[START OF DATA LINES]
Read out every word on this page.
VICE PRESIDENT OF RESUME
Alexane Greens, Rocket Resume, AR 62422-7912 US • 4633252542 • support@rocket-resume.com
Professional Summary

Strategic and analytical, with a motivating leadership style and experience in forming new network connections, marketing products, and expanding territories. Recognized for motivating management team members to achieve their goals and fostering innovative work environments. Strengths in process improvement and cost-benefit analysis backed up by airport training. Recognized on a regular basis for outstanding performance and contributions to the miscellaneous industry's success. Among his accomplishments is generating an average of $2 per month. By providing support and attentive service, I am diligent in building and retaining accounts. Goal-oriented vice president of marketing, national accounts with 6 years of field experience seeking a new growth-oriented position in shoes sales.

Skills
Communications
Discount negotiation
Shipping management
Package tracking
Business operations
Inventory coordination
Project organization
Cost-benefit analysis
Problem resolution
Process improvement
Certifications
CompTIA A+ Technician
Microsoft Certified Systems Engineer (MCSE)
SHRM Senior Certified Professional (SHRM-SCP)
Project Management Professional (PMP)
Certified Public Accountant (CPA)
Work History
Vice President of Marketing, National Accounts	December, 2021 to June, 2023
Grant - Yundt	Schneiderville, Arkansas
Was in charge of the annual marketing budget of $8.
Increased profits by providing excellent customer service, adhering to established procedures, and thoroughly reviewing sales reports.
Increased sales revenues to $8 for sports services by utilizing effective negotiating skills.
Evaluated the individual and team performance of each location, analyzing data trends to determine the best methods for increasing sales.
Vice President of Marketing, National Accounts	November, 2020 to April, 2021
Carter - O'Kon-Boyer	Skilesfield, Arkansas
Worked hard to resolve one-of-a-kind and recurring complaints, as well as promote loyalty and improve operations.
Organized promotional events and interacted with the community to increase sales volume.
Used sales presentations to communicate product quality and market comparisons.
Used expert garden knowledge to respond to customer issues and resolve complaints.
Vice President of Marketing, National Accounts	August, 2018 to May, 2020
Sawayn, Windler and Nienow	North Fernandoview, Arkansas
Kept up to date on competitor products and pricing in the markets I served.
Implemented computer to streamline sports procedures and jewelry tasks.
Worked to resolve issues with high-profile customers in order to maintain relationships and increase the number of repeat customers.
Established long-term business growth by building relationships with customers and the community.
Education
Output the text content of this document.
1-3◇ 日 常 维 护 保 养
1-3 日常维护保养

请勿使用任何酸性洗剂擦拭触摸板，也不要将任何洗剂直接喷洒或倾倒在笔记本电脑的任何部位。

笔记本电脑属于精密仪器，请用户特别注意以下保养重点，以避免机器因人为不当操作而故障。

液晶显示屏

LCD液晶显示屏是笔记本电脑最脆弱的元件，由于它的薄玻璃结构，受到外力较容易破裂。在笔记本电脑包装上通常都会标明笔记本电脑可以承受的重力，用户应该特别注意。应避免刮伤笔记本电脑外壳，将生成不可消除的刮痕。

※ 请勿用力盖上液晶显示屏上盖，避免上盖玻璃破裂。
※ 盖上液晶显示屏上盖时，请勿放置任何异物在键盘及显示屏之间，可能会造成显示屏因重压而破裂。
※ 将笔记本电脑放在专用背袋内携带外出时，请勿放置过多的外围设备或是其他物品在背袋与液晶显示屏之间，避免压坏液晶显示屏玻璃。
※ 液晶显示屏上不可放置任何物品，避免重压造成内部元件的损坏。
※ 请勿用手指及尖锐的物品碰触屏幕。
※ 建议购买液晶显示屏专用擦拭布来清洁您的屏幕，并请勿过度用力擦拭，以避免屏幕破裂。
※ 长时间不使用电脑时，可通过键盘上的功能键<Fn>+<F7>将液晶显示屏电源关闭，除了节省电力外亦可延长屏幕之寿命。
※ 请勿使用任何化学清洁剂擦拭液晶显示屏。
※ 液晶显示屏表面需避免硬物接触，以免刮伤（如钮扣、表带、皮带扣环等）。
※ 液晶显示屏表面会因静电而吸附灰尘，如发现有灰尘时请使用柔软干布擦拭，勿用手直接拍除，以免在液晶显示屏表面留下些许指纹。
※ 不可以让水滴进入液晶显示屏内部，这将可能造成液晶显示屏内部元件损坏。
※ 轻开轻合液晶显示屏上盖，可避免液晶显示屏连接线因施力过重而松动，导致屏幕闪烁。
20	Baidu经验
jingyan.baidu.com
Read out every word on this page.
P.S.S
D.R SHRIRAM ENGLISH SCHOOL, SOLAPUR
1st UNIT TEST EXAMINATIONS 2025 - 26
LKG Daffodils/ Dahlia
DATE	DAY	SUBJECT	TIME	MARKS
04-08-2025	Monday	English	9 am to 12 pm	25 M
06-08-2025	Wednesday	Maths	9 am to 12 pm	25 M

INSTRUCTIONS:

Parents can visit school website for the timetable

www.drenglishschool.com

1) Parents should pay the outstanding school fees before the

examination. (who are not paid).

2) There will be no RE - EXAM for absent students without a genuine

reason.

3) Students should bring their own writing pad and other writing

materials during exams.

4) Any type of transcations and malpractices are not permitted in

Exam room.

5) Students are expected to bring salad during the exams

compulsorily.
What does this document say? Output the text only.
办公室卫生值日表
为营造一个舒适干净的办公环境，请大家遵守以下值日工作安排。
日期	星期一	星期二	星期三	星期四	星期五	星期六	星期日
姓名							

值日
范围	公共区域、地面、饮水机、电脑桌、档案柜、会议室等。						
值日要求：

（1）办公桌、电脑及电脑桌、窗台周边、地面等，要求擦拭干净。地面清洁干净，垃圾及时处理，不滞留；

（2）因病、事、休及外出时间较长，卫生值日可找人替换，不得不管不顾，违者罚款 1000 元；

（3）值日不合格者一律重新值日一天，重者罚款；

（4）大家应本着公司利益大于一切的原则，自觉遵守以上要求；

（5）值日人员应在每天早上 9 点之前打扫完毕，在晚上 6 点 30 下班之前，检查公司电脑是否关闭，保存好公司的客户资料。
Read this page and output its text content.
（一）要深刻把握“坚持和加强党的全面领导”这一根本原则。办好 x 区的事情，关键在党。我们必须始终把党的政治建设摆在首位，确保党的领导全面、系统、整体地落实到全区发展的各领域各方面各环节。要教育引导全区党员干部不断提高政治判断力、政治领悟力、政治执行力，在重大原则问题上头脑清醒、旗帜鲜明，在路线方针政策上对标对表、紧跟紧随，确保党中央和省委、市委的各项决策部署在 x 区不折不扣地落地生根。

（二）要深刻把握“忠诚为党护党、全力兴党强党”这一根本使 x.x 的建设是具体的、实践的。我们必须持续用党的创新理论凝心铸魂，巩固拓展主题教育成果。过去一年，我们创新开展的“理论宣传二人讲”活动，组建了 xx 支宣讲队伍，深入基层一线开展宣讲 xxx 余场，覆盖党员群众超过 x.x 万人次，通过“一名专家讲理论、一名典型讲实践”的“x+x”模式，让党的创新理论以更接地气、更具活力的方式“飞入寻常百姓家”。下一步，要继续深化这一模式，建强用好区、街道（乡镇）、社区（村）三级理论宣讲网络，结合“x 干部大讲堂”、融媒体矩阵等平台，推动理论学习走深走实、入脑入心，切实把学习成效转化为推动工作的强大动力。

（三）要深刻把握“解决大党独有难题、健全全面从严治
[END OF DATA LINES]
Lines holding the word "text" in the entries above are the ones to pull out. Copy them all.

* **RESPONSE**
Output the text content of this document.
What does this document say? Output the text only.
Read this page and output its text content.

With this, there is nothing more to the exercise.